● **INSTRUCTIONS FOR THE TASK**
Select every line holding the word "各金融機関にご確認下さい" and copy it.

(Stored data)

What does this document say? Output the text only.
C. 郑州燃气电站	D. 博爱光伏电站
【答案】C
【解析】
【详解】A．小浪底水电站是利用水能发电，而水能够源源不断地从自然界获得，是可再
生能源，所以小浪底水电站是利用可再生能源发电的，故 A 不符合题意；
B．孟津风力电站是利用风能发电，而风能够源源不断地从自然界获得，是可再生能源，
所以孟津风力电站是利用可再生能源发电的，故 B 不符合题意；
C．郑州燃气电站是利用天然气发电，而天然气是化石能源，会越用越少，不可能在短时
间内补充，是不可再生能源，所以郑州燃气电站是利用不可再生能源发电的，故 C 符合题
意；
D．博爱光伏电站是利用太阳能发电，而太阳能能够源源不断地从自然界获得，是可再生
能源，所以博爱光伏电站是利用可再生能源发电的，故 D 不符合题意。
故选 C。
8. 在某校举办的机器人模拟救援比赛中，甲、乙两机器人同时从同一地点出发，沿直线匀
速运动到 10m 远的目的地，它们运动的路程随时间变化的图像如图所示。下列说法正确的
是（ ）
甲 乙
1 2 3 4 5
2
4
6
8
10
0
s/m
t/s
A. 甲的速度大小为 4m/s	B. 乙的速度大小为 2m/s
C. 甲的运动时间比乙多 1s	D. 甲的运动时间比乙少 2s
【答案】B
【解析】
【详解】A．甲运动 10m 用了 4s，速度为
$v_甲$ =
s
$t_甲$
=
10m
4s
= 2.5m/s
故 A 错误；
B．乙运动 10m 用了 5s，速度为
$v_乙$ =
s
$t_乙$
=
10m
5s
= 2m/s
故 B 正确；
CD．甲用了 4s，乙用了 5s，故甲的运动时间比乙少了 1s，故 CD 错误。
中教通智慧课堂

...

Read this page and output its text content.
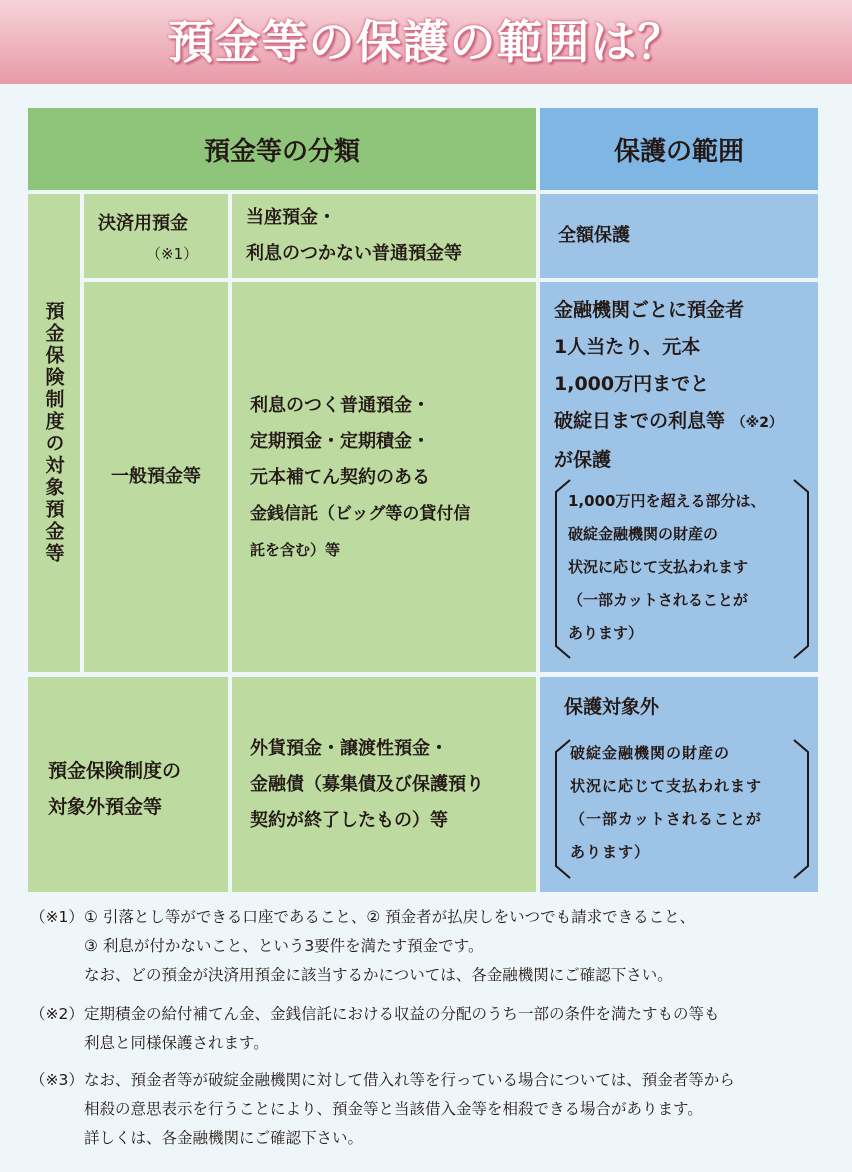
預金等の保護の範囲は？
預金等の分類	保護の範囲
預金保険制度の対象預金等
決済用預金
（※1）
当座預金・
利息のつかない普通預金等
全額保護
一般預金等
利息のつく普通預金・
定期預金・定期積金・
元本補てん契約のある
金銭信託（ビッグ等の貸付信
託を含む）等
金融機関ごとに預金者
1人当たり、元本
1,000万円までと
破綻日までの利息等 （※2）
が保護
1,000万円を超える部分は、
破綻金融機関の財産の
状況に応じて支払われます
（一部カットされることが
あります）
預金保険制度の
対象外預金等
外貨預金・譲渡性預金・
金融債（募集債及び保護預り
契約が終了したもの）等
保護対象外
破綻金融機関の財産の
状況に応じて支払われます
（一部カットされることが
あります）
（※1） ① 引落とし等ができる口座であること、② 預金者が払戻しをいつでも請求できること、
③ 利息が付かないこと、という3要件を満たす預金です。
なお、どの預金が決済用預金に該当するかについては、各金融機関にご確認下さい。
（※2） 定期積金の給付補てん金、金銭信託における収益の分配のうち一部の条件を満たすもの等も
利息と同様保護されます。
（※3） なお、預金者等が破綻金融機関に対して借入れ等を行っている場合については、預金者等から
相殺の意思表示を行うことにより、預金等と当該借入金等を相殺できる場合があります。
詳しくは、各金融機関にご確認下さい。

● **RESPONSE BELOW**
なお、どの預金が決済用預金に該当するかについては、各金融機関にご確認下さい。
詳しくは、各金融機関にご確認下さい。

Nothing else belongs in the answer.